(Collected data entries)

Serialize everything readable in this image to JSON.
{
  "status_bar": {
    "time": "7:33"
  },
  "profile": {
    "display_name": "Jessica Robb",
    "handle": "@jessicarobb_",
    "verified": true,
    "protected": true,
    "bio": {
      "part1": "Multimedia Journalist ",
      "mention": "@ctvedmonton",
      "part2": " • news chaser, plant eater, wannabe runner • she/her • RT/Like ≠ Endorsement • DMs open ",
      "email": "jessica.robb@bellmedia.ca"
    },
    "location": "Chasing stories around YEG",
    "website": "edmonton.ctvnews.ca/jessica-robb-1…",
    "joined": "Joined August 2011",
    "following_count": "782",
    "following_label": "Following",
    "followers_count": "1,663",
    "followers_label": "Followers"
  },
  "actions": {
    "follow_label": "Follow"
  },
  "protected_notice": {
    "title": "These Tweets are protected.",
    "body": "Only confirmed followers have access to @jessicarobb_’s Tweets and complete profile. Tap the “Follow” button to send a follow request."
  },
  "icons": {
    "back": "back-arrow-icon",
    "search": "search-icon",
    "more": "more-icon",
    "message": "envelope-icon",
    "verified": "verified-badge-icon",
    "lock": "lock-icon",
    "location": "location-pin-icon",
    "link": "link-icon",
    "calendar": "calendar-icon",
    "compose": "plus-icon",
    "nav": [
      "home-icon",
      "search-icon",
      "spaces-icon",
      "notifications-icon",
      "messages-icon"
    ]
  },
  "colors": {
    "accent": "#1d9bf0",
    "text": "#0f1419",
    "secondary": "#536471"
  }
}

#### What the task asks
Identify and copy lines that hold the string "profile".

#### Right answer
  "profile": {
    "body": "Only confirmed followers have access to @jessicarobb_’s Tweets and complete profile. Tap the “Follow” button to send a follow request."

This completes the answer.